START

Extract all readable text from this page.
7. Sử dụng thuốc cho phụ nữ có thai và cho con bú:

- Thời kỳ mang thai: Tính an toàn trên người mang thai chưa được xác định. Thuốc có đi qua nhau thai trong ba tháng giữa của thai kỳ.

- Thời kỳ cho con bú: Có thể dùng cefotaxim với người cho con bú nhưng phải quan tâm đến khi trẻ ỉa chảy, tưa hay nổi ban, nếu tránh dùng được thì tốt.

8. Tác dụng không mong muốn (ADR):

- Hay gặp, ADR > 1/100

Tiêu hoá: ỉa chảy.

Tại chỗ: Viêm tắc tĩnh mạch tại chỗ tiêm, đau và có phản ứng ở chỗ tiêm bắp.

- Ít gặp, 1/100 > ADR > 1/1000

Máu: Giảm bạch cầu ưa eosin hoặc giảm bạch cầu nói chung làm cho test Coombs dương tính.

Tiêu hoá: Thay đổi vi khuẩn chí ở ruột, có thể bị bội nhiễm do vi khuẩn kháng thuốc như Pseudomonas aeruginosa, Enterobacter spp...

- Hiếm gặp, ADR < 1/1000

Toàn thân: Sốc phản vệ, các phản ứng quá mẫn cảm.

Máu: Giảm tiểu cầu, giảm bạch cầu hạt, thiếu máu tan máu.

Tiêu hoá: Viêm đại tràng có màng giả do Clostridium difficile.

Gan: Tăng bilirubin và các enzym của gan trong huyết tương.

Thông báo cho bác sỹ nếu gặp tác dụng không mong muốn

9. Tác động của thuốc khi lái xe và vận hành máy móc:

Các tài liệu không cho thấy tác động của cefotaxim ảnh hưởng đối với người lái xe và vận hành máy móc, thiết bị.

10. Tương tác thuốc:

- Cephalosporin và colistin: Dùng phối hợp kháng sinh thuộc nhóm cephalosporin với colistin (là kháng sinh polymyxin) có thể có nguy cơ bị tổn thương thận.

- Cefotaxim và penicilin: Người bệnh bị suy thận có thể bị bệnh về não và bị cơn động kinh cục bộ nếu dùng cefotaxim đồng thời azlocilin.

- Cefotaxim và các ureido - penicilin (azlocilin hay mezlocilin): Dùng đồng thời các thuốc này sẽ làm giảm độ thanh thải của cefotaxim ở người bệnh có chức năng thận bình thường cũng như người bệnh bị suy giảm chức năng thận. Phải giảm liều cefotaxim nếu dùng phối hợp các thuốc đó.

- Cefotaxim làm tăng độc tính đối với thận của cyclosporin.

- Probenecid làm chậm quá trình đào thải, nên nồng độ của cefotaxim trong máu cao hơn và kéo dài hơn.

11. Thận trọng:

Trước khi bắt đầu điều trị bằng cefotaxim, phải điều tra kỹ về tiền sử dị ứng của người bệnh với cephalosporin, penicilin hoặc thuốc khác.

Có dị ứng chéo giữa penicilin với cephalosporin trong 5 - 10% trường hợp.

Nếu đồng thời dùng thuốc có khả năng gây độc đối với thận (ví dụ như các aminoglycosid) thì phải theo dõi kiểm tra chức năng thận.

END

— What this task involves —
Copy out each line of the data containing the string "bạch".

— Solution to this problem —
Máu: Giảm bạch cầu ưa eosin hoặc giảm bạch cầu nói chung làm cho test Coombs dương tính.
Máu: Giảm tiểu cầu, giảm bạch cầu hạt, thiếu máu tan máu.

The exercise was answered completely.